• [読解文]:
*-*-*
前回から、不動産販売業についてみています。

前回は、内容的には不動産販売業だが、収益事業からは除かれるものを見てきました。

今回は、「不動産販売業」とは何なのかを見ていきたいと思います。


1.不動産販売業とは

不動産販売業とは、不特定または多数の者を対象として、反復または継続的に不動産を買い入れまたは売却する事業を言います。

つまり、不動産販売業とは、NPO法人等が、一般の不動産販売業者となんら変わらない事業形態で積極的に対価を得て継続的に販売行為をしている場合です。

従って、使用目的で所有していた不動産を売却した場合には、それは継続的な販売行為ではありませんので、不動産販売業にはなりません。


2.不随行為になるか?

使用目的で所有していた不動産を売却した場合に、不動産販売業に該当しないとしても、収益事業に使用するために所有していた不動産を売却した場合に、収益事業の不随行為として課税対象にならないのか、という疑問があります。

この疑問について、法人税基本通達15-2-10では、次のように書かれています。


(収益事業に属する固定資産の処分損益)

15−2−10 公益法人等又は人格のない社団等が収益事業に属する固定資産につき譲渡、除却その他の処分をした場合におけるその処分をしたことによる損益は、原則として収益事業に係る損益となるのであるが、次に掲げる損益(当該事業年度において2以上の固定資産の処分があるときは、その全てに係る損益とする。)については、これを収益事業に係る損益に含めないことができる。

(1) 相当期間にわたり固定資産として保有していた土地(借地権を含む。)、建物又は構築物につき譲渡(令第138条第1項《借地権の設定等により地価が著しく低下する場合の土地等の帳簿価額の一部の損金算入》の規定の適用がある借地権の設定を含む。)、除却その他の処分をした場合におけるその処分をしたことによる損益(15−1−12《不動産販売業の範囲》のただし書の適用がある部分を除く。)

(2) (1)のほか、収益事業の全部又は一部を廃止してその廃止に係る事業に属する固定資産につき譲渡、除却その他の処分をした場合におけるその処分をしたことによる損益


原則としては収益事業に属する固定資産の譲渡等は収益事業の損益になりますが、相当期間保有していた不動産等を譲渡等した場合の損益は、収益事業に係る損益に含めなくてもいいと書かれています。

NPOが収益事業に属する不動産等を売却した場合には大部分が15-2-10に該当するのではないでしょうか。
*-*-*
• [やってみよう]: 上の読解文のうち、「(収益事業に属する固定資産の処分損益)」から始まり「当するのではないでしょうか。」で終わる部分を、一字も変えずに返してください。
*-*-*
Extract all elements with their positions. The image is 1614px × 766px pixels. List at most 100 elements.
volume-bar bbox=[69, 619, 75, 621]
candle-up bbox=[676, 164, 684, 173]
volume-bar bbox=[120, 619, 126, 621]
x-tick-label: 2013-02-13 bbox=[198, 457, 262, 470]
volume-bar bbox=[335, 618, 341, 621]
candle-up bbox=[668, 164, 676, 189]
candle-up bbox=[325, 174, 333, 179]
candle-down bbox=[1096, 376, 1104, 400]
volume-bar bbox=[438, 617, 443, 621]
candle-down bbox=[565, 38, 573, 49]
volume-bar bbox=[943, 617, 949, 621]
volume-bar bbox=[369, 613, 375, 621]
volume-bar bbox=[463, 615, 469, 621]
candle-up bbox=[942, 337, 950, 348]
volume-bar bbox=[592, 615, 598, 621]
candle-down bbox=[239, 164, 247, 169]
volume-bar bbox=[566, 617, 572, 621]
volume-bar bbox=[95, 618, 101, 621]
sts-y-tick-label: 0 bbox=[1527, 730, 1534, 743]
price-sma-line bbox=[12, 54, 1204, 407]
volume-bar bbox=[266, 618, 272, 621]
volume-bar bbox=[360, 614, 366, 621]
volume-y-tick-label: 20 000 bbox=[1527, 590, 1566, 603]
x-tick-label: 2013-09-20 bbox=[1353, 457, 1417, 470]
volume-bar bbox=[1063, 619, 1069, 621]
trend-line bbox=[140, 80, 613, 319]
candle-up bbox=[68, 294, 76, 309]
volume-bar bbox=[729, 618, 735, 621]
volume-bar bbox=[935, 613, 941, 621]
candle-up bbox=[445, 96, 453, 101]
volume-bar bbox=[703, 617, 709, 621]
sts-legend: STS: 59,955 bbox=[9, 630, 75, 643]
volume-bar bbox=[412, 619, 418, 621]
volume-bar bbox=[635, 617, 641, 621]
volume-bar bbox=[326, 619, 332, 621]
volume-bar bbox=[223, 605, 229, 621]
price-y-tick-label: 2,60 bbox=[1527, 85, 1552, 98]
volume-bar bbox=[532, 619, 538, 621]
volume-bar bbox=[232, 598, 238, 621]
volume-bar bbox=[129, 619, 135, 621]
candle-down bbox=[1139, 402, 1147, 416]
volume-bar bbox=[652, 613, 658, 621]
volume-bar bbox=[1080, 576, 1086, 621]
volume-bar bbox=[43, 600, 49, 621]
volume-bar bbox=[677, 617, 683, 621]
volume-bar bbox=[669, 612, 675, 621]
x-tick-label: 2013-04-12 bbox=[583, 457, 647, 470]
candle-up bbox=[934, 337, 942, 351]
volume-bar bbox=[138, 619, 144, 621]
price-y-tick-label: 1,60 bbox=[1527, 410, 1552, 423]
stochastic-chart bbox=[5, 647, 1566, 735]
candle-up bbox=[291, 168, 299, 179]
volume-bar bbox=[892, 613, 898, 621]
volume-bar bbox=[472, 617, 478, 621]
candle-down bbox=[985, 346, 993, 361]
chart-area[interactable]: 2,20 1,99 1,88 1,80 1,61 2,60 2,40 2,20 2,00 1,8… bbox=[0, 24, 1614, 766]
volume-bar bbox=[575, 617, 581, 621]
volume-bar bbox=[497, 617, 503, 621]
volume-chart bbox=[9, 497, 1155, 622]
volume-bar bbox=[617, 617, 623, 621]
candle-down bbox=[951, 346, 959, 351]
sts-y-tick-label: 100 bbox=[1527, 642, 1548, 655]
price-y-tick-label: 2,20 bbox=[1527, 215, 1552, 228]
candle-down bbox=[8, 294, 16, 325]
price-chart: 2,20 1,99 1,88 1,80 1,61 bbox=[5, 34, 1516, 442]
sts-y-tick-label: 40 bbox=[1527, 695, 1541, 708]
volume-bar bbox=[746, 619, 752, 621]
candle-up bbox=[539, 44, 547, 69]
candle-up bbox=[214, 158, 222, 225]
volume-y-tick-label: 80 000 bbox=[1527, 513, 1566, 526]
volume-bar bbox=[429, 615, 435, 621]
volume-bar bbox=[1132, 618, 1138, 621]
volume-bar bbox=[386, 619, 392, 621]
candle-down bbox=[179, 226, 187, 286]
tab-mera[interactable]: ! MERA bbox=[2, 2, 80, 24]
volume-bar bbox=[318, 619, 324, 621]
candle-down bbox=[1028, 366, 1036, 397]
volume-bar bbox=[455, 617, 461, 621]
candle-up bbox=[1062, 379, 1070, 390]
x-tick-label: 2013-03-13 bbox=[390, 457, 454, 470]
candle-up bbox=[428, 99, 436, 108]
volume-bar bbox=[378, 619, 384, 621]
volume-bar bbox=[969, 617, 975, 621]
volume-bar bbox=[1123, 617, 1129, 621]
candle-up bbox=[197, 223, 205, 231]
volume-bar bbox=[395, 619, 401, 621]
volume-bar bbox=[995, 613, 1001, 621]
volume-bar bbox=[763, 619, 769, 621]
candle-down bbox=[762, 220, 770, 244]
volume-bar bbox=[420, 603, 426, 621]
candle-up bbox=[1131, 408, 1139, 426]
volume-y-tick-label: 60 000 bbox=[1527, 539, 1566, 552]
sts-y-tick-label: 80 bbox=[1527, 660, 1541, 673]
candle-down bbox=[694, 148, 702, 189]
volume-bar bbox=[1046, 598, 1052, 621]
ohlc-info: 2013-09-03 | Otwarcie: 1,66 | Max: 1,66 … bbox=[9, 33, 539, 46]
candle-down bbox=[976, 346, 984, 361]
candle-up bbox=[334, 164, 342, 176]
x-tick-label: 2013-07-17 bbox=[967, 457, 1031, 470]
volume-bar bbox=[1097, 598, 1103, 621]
*-*-*
• [出力結果]:
(収益事業に属する固定資産の処分損益)

15−2−10 公益法人等又は人格のない社団等が収益事業に属する固定資産につき譲渡、除却その他の処分をした場合におけるその処分をしたことによる損益は、原則として収益事業に係る損益となるのであるが、次に掲げる損益(当該事業年度において2以上の固定資産の処分があるときは、その全てに係る損益とする。)については、これを収益事業に係る損益に含めないことができる。

(1) 相当期間にわたり固定資産として保有していた土地(借地権を含む。)、建物又は構築物につき譲渡(令第138条第1項《借地権の設定等により地価が著しく低下する場合の土地等の帳簿価額の一部の損金算入》の規定の適用がある借地権の設定を含む。)、除却その他の処分をした場合におけるその処分をしたことによる損益(15−1−12《不動産販売業の範囲》のただし書の適用がある部分を除く。)

(2) (1)のほか、収益事業の全部又は一部を廃止してその廃止に係る事業に属する固定資産につき譲渡、除却その他の処分をした場合におけるその処分をしたことによる損益


原則としては収益事業に属する固定資産の譲渡等は収益事業の損益になりますが、相当期間保有していた不動産等を譲渡等した場合の損益は、収益事業に係る損益に含めなくてもいいと書かれています。

NPOが収益事業に属する不動産等を売却した場合には大部分が15-2-10に該当するのではないでしょうか。